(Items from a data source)
··········

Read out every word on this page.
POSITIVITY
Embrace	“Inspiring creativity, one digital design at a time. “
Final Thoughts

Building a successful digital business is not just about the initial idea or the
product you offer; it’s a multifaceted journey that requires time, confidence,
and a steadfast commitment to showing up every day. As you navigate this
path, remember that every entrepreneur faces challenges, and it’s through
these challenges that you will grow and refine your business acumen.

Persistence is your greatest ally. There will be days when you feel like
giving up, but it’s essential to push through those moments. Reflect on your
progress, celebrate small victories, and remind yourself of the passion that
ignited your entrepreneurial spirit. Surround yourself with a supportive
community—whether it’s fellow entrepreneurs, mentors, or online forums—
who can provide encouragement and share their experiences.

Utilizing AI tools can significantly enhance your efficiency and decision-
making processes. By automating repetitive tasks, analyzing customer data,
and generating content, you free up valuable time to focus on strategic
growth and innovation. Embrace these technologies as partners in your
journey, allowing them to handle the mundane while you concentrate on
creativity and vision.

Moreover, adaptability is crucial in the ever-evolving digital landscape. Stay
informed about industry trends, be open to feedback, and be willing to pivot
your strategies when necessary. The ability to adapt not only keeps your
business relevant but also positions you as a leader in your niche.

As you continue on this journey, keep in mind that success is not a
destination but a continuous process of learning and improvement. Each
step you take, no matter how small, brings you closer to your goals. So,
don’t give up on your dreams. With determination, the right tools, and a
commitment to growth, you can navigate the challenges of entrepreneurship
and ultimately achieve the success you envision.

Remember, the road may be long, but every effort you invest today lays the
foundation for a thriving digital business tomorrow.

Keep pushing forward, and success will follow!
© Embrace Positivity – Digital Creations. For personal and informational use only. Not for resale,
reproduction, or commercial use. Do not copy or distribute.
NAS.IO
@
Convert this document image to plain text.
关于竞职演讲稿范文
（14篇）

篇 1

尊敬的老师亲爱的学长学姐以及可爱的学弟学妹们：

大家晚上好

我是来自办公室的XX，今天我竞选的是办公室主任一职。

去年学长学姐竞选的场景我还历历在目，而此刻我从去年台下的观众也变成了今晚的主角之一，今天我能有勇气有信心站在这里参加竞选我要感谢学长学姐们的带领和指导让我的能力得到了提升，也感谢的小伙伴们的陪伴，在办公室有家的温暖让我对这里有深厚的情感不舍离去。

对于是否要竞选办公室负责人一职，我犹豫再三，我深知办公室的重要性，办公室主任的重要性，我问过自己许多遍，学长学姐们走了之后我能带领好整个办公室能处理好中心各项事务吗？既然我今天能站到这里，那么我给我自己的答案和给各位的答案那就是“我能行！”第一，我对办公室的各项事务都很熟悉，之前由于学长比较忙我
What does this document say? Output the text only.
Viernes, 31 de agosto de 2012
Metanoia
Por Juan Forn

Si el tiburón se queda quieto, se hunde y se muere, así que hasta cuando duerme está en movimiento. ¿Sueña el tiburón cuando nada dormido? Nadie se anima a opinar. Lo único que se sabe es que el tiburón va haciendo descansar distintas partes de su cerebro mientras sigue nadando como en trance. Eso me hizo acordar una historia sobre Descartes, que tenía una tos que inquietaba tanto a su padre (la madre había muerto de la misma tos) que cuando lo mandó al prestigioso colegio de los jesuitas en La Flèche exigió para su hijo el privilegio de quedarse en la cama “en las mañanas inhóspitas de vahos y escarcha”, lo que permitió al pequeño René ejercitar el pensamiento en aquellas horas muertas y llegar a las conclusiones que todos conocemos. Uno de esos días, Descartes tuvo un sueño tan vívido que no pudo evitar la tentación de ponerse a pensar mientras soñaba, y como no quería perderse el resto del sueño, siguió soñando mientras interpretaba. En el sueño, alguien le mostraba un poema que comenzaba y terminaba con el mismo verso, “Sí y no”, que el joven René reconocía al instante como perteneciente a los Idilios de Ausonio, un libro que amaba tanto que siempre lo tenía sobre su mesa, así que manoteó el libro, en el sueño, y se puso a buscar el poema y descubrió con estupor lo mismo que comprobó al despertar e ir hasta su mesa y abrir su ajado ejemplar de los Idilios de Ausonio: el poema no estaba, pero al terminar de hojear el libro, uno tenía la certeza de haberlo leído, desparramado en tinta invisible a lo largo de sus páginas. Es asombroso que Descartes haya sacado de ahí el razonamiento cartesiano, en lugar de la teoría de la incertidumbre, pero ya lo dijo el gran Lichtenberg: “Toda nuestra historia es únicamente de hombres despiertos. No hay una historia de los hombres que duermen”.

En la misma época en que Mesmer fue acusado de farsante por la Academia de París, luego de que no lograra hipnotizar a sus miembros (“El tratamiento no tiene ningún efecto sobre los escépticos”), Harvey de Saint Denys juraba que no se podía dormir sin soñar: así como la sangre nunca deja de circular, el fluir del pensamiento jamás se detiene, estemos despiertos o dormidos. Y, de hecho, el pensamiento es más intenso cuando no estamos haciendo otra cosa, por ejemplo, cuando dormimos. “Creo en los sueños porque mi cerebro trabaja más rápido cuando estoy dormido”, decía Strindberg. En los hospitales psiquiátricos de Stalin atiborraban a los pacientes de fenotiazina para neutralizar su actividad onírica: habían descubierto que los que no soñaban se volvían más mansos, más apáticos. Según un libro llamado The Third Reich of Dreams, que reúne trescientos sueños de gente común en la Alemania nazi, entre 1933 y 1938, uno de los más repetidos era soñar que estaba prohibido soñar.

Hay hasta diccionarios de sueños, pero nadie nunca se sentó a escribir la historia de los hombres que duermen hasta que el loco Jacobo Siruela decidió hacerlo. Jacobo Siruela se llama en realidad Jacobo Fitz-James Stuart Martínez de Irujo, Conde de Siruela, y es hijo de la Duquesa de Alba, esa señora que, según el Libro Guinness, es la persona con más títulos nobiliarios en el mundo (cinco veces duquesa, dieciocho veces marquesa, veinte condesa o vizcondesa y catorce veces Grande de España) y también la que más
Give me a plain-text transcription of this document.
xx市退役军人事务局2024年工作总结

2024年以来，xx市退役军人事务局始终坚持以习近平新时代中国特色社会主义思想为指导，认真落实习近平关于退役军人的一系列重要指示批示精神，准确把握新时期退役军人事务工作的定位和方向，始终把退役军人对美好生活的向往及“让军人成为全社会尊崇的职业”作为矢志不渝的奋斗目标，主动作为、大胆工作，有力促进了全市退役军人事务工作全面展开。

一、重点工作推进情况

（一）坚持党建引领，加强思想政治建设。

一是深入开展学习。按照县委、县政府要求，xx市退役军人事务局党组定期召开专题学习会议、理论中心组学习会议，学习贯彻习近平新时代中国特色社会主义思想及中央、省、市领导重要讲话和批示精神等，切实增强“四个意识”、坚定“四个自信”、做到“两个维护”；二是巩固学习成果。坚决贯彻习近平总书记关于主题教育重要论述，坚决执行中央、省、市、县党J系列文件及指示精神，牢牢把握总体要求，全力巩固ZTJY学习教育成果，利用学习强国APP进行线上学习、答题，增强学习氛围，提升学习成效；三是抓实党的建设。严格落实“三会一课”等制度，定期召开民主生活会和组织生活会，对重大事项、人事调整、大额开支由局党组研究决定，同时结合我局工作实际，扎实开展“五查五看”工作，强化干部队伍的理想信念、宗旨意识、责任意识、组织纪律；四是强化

··········

WHAT YOU ARE ASKED TO DO: Please repeat the listing exactly, with nothing left out.

ANSWER FOR THE TASK:
Read out every word on this page.
POSITIVITY
Embrace	“Inspiring creativity, one digital design at a time. “
Final Thoughts

Building a successful digital business is not just about the initial idea or the
product you offer; it’s a multifaceted journey that requires time, confidence,
and a steadfast commitment to showing up every day. As you navigate this
path, remember that every entrepreneur faces challenges, and it’s through
these challenges that you will grow and refine your business acumen.

Persistence is your greatest ally. There will be days when you feel like
giving up, but it’s essential to push through those moments. Reflect on your
progress, celebrate small victories, and remind yourself of the passion that
ignited your entrepreneurial spirit. Surround yourself with a supportive
community—whether it’s fellow entrepreneurs, mentors, or online forums—
who can provide encouragement and share their experiences.

Utilizing AI tools can significantly enhance your efficiency and decision-
making processes. By automating repetitive tasks, analyzing customer data,
and generating content, you free up valuable time to focus on strategic
growth and innovation. Embrace these technologies as partners in your
journey, allowing them to handle the mundane while you concentrate on
creativity and vision.

Moreover, adaptability is crucial in the ever-evolving digital landscape. Stay
informed about industry trends, be open to feedback, and be willing to pivot
your strategies when necessary. The ability to adapt not only keeps your
business relevant but also positions you as a leader in your niche.

As you continue on this journey, keep in mind that success is not a
destination but a continuous process of learning and improvement. Each
step you take, no matter how small, brings you closer to your goals. So,
don’t give up on your dreams. With determination, the right tools, and a
commitment to growth, you can navigate the challenges of entrepreneurship
and ultimately achieve the success you envision.

Remember, the road may be long, but every effort you invest today lays the
foundation for a thriving digital business tomorrow.

Keep pushing forward, and success will follow!
© Embrace Positivity – Digital Creations. For personal and informational use only. Not for resale,
reproduction, or commercial use. Do not copy or distribute.
NAS.IO
@
Convert this document image to plain text.
关于竞职演讲稿范文
（14篇）

篇 1

尊敬的老师亲爱的学长学姐以及可爱的学弟学妹们：

大家晚上好

我是来自办公室的XX，今天我竞选的是办公室主任一职。

去年学长学姐竞选的场景我还历历在目，而此刻我从去年台下的观众也变成了今晚的主角之一，今天我能有勇气有信心站在这里参加竞选我要感谢学长学姐们的带领和指导让我的能力得到了提升，也感谢的小伙伴们的陪伴，在办公室有家的温暖让我对这里有深厚的情感不舍离去。

对于是否要竞选办公室负责人一职，我犹豫再三，我深知办公室的重要性，办公室主任的重要性，我问过自己许多遍，学长学姐们走了之后我能带领好整个办公室能处理好中心各项事务吗？既然我今天能站到这里，那么我给我自己的答案和给各位的答案那就是“我能行！”第一，我对办公室的各项事务都很熟悉，之前由于学长比较忙我
What does this document say? Output the text only.
Viernes, 31 de agosto de 2012
Metanoia
Por Juan Forn

Si el tiburón se queda quieto, se hunde y se muere, así que hasta cuando duerme está en movimiento. ¿Sueña el tiburón cuando nada dormido? Nadie se anima a opinar. Lo único que se sabe es que el tiburón va haciendo descansar distintas partes de su cerebro mientras sigue nadando como en trance. Eso me hizo acordar una historia sobre Descartes, que tenía una tos que inquietaba tanto a su padre (la madre había muerto de la misma tos) que cuando lo mandó al prestigioso colegio de los jesuitas en La Flèche exigió para su hijo el privilegio de quedarse en la cama “en las mañanas inhóspitas de vahos y escarcha”, lo que permitió al pequeño René ejercitar el pensamiento en aquellas horas muertas y llegar a las conclusiones que todos conocemos. Uno de esos días, Descartes tuvo un sueño tan vívido que no pudo evitar la tentación de ponerse a pensar mientras soñaba, y como no quería perderse el resto del sueño, siguió soñando mientras interpretaba. En el sueño, alguien le mostraba un poema que comenzaba y terminaba con el mismo verso, “Sí y no”, que el joven René reconocía al instante como perteneciente a los Idilios de Ausonio, un libro que amaba tanto que siempre lo tenía sobre su mesa, así que manoteó el libro, en el sueño, y se puso a buscar el poema y descubrió con estupor lo mismo que comprobó al despertar e ir hasta su mesa y abrir su ajado ejemplar de los Idilios de Ausonio: el poema no estaba, pero al terminar de hojear el libro, uno tenía la certeza de haberlo leído, desparramado en tinta invisible a lo largo de sus páginas. Es asombroso que Descartes haya sacado de ahí el razonamiento cartesiano, en lugar de la teoría de la incertidumbre, pero ya lo dijo el gran Lichtenberg: “Toda nuestra historia es únicamente de hombres despiertos. No hay una historia de los hombres que duermen”.

En la misma época en que Mesmer fue acusado de farsante por la Academia de París, luego de que no lograra hipnotizar a sus miembros (“El tratamiento no tiene ningún efecto sobre los escépticos”), Harvey de Saint Denys juraba que no se podía dormir sin soñar: así como la sangre nunca deja de circular, el fluir del pensamiento jamás se detiene, estemos despiertos o dormidos. Y, de hecho, el pensamiento es más intenso cuando no estamos haciendo otra cosa, por ejemplo, cuando dormimos. “Creo en los sueños porque mi cerebro trabaja más rápido cuando estoy dormido”, decía Strindberg. En los hospitales psiquiátricos de Stalin atiborraban a los pacientes de fenotiazina para neutralizar su actividad onírica: habían descubierto que los que no soñaban se volvían más mansos, más apáticos. Según un libro llamado The Third Reich of Dreams, que reúne trescientos sueños de gente común en la Alemania nazi, entre 1933 y 1938, uno de los más repetidos era soñar que estaba prohibido soñar.

Hay hasta diccionarios de sueños, pero nadie nunca se sentó a escribir la historia de los hombres que duermen hasta que el loco Jacobo Siruela decidió hacerlo. Jacobo Siruela se llama en realidad Jacobo Fitz-James Stuart Martínez de Irujo, Conde de Siruela, y es hijo de la Duquesa de Alba, esa señora que, según el Libro Guinness, es la persona con más títulos nobiliarios en el mundo (cinco veces duquesa, dieciocho veces marquesa, veinte condesa o vizcondesa y catorce veces Grande de España) y también la que más
Give me a plain-text transcription of this document.
xx市退役军人事务局2024年工作总结

2024年以来，xx市退役军人事务局始终坚持以习近平新时代中国特色社会主义思想为指导，认真落实习近平关于退役军人的一系列重要指示批示精神，准确把握新时期退役军人事务工作的定位和方向，始终把退役军人对美好生活的向往及“让军人成为全社会尊崇的职业”作为矢志不渝的奋斗目标，主动作为、大胆工作，有力促进了全市退役军人事务工作全面展开。

一、重点工作推进情况

（一）坚持党建引领，加强思想政治建设。

一是深入开展学习。按照县委、县政府要求，xx市退役军人事务局党组定期召开专题学习会议、理论中心组学习会议，学习贯彻习近平新时代中国特色社会主义思想及中央、省、市领导重要讲话和批示精神等，切实增强“四个意识”、坚定“四个自信”、做到“两个维护”；二是巩固学习成果。坚决贯彻习近平总书记关于主题教育重要论述，坚决执行中央、省、市、县党J系列文件及指示精神，牢牢把握总体要求，全力巩固ZTJY学习教育成果，利用学习强国APP进行线上学习、答题，增强学习氛围，提升学习成效；三是抓实党的建设。严格落实“三会一课”等制度，定期召开民主生活会和组织生活会，对重大事项、人事调整、大额开支由局党组研究决定，同时结合我局工作实际，扎实开展“五查五看”工作，强化干部队伍的理想信念、宗旨意识、责任意识、组织纪律；四是强化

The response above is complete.